Element placement data:
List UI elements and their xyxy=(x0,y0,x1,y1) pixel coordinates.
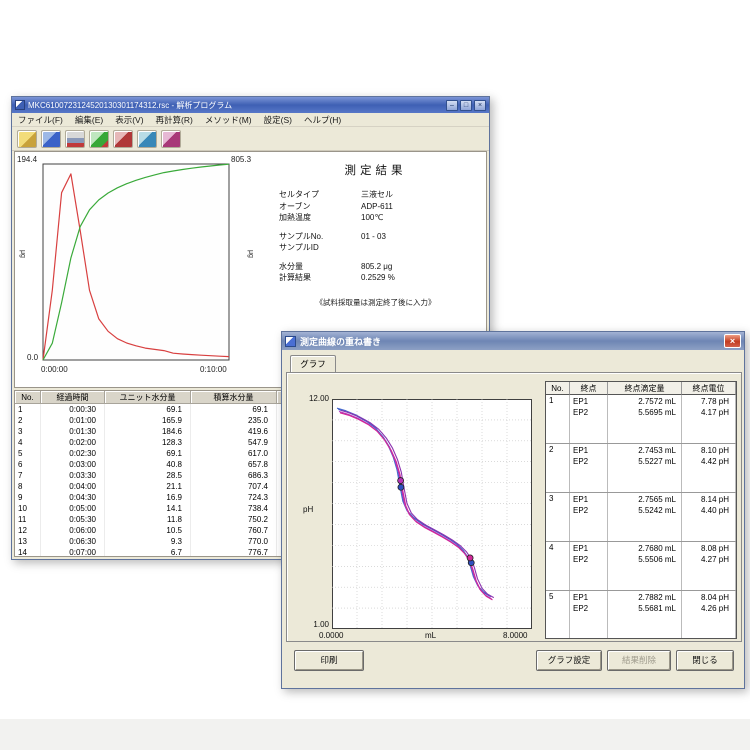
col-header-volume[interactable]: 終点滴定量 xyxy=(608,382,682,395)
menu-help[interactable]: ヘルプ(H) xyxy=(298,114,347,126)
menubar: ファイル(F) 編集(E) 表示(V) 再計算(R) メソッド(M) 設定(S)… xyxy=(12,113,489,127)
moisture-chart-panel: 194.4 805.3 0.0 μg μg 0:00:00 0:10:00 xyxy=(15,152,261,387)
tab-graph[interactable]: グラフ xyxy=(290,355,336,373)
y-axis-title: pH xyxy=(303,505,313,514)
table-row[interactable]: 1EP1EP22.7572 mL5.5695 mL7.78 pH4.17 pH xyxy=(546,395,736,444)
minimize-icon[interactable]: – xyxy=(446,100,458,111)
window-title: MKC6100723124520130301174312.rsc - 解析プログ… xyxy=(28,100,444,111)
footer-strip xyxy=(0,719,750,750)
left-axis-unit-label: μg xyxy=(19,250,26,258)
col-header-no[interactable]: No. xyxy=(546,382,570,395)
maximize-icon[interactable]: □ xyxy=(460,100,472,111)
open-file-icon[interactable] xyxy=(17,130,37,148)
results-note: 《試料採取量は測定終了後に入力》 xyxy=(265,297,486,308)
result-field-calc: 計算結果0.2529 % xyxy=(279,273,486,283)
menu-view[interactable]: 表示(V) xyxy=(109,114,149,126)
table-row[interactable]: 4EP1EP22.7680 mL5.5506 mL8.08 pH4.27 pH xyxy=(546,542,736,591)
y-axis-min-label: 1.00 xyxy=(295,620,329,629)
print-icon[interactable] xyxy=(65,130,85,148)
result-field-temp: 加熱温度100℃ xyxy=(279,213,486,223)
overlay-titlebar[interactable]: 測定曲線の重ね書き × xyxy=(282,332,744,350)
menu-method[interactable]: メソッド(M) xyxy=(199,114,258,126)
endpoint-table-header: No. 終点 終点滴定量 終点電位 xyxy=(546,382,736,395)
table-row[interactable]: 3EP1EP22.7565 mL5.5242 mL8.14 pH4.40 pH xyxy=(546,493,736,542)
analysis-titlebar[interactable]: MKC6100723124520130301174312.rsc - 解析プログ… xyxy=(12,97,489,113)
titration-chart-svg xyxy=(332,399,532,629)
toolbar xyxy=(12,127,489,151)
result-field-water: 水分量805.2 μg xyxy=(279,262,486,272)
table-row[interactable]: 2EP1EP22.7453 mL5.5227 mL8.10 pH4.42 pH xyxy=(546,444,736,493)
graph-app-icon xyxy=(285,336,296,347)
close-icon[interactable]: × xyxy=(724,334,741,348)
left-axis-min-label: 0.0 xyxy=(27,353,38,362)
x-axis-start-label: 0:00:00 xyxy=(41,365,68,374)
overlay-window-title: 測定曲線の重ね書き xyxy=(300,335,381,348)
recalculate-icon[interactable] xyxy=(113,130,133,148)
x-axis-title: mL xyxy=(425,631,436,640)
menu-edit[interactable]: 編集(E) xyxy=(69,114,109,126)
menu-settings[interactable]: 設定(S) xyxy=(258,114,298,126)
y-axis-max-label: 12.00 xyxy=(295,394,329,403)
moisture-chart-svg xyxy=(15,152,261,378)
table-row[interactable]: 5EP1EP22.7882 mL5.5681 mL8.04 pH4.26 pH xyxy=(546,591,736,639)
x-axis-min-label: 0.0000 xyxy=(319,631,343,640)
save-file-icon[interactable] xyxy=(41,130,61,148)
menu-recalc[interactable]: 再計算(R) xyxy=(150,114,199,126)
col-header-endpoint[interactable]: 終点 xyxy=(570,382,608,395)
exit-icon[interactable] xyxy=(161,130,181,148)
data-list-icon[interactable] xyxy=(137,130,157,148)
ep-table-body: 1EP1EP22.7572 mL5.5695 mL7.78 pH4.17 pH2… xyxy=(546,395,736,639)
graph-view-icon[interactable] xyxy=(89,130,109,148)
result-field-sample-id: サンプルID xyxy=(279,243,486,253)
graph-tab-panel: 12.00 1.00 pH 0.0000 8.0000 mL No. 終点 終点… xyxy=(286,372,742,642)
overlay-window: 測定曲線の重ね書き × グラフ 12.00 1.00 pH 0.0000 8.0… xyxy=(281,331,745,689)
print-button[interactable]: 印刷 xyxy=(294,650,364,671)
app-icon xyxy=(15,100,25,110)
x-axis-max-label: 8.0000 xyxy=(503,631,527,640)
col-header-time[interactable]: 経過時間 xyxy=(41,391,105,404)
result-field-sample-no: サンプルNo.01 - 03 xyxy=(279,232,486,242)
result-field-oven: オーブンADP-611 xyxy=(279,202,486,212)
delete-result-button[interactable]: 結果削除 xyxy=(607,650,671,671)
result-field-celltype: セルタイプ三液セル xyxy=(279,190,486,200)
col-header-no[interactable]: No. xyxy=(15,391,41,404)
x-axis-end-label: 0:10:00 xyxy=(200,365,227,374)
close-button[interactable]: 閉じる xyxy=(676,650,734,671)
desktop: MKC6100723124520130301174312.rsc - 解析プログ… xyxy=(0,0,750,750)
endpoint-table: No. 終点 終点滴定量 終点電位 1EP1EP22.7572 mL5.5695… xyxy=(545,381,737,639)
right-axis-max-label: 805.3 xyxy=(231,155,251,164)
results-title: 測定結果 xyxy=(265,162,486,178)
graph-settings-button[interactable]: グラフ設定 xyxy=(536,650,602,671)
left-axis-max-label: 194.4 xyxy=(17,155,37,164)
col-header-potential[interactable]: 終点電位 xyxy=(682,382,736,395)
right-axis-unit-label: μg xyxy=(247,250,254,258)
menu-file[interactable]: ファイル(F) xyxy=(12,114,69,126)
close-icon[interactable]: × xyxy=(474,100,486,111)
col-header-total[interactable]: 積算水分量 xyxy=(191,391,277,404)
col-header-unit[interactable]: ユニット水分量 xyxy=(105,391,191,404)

==

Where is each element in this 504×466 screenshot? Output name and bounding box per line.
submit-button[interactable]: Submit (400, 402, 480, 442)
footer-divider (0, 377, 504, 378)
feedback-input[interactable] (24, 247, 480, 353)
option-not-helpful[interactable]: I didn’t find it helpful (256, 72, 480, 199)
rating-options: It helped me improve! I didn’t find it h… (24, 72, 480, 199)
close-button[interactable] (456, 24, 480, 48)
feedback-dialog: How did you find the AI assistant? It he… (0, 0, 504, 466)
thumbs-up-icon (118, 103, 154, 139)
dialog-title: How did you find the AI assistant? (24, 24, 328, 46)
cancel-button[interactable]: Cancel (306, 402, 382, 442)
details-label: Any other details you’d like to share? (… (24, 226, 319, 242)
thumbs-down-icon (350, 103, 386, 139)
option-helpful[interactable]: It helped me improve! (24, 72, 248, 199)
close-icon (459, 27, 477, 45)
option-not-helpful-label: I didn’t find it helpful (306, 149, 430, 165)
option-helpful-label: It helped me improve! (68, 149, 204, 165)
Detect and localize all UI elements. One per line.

Task to complete ▸
Convert the item lines between the line holding "Where is each" and the line holding "option-not-helpful[interactable]: I didn’t", inclusive, into a Markdown table with a Row column numbering each line and an Item line column holding the line itself, leaving out any blank lines.

Task answer ▸
| Row | Item line |
|---|---|
| 1 | Where is each element in this 504×466 screenshot? Output name and bounding box per line. |
| 2 | submit-button[interactable]: Submit (400, 402, 480, 442) |
| 3 | footer-divider (0, 377, 504, 378) |
| 4 | feedback-input[interactable] (24, 247, 480, 353) |
| 5 | option-not-helpful[interactable]: I didn’t find it helpful (256, 72, 480, 199) |